## TASK DIRECTIONS
Make an exact copy of the records, with the pictures left out.

— START —

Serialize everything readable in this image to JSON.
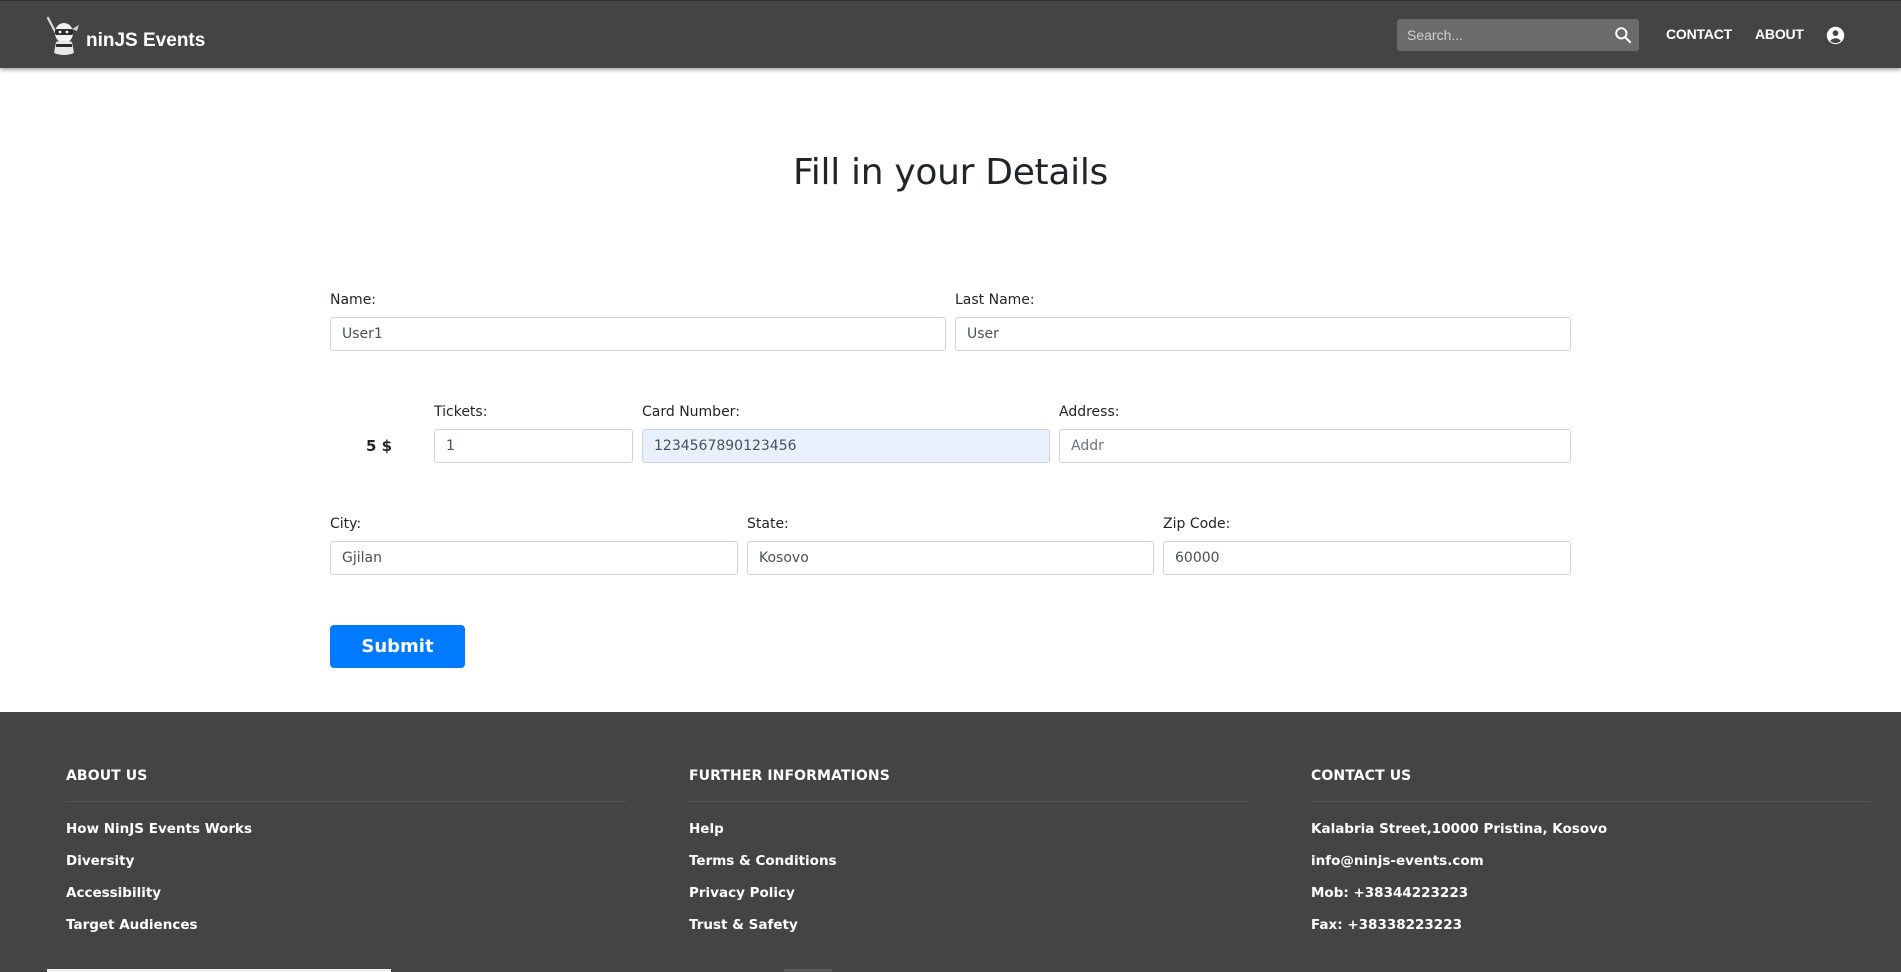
{
  "navbar": {
    "brand": "ninJS Events",
    "search_placeholder": "Search...",
    "links": {
      "contact": "CONTACT",
      "about": "ABOUT"
    }
  },
  "main": {
    "title": "Fill in your Details",
    "price": "5 $",
    "fields": {
      "name": {
        "label": "Name:",
        "value": "User1"
      },
      "last_name": {
        "label": "Last Name:",
        "value": "User"
      },
      "tickets": {
        "label": "Tickets:",
        "value": "1"
      },
      "card_number": {
        "label": "Card Number:",
        "value": "1234567890123456"
      },
      "address": {
        "label": "Address:",
        "placeholder": "Addr",
        "value": ""
      },
      "city": {
        "label": "City:",
        "value": "Gjilan"
      },
      "state": {
        "label": "State:",
        "value": "Kosovo"
      },
      "zip": {
        "label": "Zip Code:",
        "value": "60000"
      }
    },
    "submit_label": "Submit"
  },
  "footer": {
    "about": {
      "heading": "ABOUT US",
      "items": [
        "How NinJS Events Works",
        "Diversity",
        "Accessibility",
        "Target Audiences"
      ]
    },
    "further": {
      "heading": "FURTHER INFORMATIONS",
      "items": [
        "Help",
        "Terms & Conditions",
        "Privacy Policy",
        "Trust & Safety"
      ]
    },
    "contact": {
      "heading": "CONTACT US",
      "items": [
        "Kalabria Street,10000 Pristina, Kosovo",
        "info@ninjs-events.com",
        "Mob: +38344223223",
        "Fax: +38338223223"
      ]
    }
  },
  "colors": {
    "navbar_bg": "#444444",
    "accent": "#007bff",
    "autofill_bg": "#e8f0fe"
  },
  "icons": [
    "ninja-logo-icon",
    "search-icon",
    "user-account-icon"
  ]
}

— END —

## EXERCISE RESULT
Serialize everything readable in this image to JSON.
{
  "navbar": {
    "brand": "ninJS Events",
    "search_placeholder": "Search...",
    "links": {
      "contact": "CONTACT",
      "about": "ABOUT"
    }
  },
  "main": {
    "title": "Fill in your Details",
    "price": "5 $",
    "fields": {
      "name": {
        "label": "Name:",
        "value": "User1"
      },
      "last_name": {
        "label": "Last Name:",
        "value": "User"
      },
      "tickets": {
        "label": "Tickets:",
        "value": "1"
      },
      "card_number": {
        "label": "Card Number:",
        "value": "1234567890123456"
      },
      "address": {
        "label": "Address:",
        "placeholder": "Addr",
        "value": ""
      },
      "city": {
        "label": "City:",
        "value": "Gjilan"
      },
      "state": {
        "label": "State:",
        "value": "Kosovo"
      },
      "zip": {
        "label": "Zip Code:",
        "value": "60000"
      }
    },
    "submit_label": "Submit"
  },
  "footer": {
    "about": {
      "heading": "ABOUT US",
      "items": [
        "How NinJS Events Works",
        "Diversity",
        "Accessibility",
        "Target Audiences"
      ]
    },
    "further": {
      "heading": "FURTHER INFORMATIONS",
      "items": [
        "Help",
        "Terms & Conditions",
        "Privacy Policy",
        "Trust & Safety"
      ]
    },
    "contact": {
      "heading": "CONTACT US",
      "items": [
        "Kalabria Street,10000 Pristina, Kosovo",
        "info@ninjs-events.com",
        "Mob: +38344223223",
        "Fax: +38338223223"
      ]
    }
  },
  "colors": {
    "navbar_bg": "#444444",
    "accent": "#007bff",
    "autofill_bg": "#e8f0fe"
  },
  "icons": [
    "ninja-logo-icon",
    "search-icon",
    "user-account-icon"
  ]
}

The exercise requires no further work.